### Provided records
-- Start --
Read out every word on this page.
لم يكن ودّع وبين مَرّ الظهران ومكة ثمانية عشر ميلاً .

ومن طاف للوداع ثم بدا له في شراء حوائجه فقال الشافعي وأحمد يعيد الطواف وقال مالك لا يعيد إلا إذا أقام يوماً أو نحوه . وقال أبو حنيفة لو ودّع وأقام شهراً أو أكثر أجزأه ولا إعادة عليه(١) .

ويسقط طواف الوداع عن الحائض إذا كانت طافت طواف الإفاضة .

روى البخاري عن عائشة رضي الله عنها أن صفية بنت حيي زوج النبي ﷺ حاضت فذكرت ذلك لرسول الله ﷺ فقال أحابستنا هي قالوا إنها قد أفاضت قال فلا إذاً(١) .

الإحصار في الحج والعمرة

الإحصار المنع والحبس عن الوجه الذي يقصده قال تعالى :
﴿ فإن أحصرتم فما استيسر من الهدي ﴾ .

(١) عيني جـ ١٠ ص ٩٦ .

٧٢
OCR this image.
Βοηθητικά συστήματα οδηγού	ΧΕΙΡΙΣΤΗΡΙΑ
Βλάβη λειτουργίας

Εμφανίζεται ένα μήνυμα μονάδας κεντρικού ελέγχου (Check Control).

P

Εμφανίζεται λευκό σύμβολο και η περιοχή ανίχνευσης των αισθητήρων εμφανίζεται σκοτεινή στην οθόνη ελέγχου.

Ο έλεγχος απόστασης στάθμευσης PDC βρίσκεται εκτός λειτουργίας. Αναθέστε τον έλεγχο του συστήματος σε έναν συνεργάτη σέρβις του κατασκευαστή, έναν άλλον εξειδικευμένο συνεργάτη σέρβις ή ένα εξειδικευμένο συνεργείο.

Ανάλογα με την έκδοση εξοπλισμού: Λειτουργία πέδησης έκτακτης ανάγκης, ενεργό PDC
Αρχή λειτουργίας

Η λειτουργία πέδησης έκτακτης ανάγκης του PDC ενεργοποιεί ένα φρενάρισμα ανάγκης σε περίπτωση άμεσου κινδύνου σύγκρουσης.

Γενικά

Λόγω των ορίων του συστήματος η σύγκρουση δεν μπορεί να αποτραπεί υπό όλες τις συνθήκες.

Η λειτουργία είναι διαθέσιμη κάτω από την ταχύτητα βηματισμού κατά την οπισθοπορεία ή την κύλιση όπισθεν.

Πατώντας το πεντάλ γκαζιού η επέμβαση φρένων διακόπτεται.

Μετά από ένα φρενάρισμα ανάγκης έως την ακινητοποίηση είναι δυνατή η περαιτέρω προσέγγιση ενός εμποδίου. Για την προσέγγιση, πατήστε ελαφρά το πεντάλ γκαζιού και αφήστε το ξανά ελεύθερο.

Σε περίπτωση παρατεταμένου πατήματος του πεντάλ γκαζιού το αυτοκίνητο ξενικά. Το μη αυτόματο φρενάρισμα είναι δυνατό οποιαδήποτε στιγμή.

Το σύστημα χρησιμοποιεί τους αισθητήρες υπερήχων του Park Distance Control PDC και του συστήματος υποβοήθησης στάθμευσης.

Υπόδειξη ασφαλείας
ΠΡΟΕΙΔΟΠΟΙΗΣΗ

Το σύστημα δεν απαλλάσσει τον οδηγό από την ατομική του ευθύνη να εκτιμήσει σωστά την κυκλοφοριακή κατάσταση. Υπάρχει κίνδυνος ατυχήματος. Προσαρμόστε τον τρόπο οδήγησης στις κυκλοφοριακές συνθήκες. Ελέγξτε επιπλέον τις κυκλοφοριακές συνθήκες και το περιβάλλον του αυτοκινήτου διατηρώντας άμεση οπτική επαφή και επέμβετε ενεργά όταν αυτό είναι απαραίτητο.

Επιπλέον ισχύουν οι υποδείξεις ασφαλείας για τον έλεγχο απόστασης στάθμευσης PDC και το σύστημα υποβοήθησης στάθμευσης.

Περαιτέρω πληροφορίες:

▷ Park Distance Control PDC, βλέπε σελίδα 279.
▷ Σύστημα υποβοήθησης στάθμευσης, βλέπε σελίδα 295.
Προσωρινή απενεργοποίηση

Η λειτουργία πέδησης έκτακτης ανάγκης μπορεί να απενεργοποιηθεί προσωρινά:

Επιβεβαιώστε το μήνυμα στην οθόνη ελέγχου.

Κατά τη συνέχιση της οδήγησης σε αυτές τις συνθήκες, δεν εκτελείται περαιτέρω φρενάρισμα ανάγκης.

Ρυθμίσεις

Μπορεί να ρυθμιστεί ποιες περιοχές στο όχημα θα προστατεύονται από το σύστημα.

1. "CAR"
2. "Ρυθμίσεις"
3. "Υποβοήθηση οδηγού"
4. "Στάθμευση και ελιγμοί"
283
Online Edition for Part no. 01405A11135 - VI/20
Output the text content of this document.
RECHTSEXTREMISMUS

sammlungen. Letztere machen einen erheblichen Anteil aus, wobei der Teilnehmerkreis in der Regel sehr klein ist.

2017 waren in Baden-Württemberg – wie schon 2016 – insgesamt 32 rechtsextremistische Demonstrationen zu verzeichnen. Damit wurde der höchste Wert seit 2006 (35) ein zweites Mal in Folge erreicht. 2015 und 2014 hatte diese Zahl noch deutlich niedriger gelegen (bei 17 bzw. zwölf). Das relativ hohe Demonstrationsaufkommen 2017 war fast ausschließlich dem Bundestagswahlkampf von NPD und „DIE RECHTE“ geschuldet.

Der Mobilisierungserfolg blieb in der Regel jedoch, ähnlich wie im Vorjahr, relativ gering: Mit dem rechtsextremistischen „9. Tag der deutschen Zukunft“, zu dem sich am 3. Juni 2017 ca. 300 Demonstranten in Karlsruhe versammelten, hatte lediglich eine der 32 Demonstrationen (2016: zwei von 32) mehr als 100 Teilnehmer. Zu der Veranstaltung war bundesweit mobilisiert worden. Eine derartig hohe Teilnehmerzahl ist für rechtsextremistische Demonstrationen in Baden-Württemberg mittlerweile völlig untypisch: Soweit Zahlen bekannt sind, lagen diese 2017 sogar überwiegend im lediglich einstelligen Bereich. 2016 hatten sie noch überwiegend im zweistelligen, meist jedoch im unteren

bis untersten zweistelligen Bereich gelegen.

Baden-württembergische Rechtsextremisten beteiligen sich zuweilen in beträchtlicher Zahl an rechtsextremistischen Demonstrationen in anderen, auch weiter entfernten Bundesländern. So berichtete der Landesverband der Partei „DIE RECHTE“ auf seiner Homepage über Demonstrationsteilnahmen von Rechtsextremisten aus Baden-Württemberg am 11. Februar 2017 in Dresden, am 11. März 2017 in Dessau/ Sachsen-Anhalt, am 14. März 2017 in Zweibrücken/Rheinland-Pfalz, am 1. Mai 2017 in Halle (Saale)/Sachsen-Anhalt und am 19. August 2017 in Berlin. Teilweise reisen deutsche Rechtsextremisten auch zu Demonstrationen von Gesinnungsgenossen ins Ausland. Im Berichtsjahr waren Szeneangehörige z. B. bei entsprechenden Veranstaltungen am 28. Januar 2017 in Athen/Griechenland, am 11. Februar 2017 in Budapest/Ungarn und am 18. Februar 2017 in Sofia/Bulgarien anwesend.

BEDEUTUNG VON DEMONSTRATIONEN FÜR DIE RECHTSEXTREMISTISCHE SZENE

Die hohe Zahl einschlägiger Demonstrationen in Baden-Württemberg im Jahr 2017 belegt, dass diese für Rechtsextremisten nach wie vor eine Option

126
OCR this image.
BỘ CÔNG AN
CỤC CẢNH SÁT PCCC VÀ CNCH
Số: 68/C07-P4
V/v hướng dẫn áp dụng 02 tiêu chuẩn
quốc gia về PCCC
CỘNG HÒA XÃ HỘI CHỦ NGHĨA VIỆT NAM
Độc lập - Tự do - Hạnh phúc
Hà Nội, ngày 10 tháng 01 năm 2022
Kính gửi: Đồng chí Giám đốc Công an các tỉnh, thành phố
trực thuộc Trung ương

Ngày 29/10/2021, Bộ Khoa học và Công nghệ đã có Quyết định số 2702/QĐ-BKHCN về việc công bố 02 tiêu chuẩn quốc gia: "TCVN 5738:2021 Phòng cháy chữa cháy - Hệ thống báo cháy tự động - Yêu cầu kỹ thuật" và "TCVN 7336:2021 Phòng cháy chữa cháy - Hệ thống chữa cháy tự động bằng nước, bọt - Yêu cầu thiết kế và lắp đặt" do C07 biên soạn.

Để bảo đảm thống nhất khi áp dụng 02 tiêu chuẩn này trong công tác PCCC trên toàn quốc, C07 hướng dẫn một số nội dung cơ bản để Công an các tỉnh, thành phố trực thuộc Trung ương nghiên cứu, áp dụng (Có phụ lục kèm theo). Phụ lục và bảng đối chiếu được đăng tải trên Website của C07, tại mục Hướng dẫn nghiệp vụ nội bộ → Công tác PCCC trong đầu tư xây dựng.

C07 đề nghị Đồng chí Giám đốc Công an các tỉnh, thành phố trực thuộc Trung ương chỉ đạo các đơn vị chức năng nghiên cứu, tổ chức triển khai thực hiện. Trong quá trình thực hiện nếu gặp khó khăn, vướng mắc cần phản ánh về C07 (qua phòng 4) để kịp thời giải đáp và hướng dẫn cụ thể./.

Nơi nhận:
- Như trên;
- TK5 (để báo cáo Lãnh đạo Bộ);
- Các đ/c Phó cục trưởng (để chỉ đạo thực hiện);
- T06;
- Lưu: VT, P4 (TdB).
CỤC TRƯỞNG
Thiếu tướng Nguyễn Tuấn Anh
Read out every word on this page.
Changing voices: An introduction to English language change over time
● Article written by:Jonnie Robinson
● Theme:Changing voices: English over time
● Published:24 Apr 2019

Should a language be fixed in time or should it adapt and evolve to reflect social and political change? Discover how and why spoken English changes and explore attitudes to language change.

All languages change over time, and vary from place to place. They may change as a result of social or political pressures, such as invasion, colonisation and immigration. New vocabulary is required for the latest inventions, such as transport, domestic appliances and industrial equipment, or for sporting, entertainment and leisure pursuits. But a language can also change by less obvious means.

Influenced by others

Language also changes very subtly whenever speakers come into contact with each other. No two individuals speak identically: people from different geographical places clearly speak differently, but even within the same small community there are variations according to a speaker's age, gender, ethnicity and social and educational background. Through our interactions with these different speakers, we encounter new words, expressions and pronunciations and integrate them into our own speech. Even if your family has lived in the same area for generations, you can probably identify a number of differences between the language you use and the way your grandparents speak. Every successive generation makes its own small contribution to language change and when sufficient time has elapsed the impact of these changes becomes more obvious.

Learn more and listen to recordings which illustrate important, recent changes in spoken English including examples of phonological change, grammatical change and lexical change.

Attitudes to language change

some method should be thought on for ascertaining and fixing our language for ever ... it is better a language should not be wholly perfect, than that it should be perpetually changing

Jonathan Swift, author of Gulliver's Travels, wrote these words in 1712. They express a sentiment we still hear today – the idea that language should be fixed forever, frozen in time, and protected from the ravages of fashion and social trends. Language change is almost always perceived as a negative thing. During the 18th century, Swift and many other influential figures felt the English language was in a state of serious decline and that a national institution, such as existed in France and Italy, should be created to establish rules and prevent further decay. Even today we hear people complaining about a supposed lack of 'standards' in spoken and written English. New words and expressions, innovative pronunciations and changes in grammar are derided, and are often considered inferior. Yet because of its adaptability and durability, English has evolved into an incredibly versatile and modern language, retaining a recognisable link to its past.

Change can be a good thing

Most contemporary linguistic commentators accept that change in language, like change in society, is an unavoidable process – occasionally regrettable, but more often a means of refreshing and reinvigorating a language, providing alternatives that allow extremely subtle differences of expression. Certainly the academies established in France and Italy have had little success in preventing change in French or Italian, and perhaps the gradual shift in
-- End --
### What is expected
Return a copy of every line that includes the word "political".

### Solution for this exercise
Should a language be fixed in time or should it adapt and evolve to reflect social and political change? Discover how and why spoken English changes and explore attitudes to language change.
All languages change over time, and vary from place to place. They may change as a result of social or political pressures, such as invasion, colonisation and immigration. New vocabulary is required for the latest inventions, such as transport, domestic appliances and industrial equipment, or for sporting, entertainment and leisure pursuits. But a language can also change by less obvious means.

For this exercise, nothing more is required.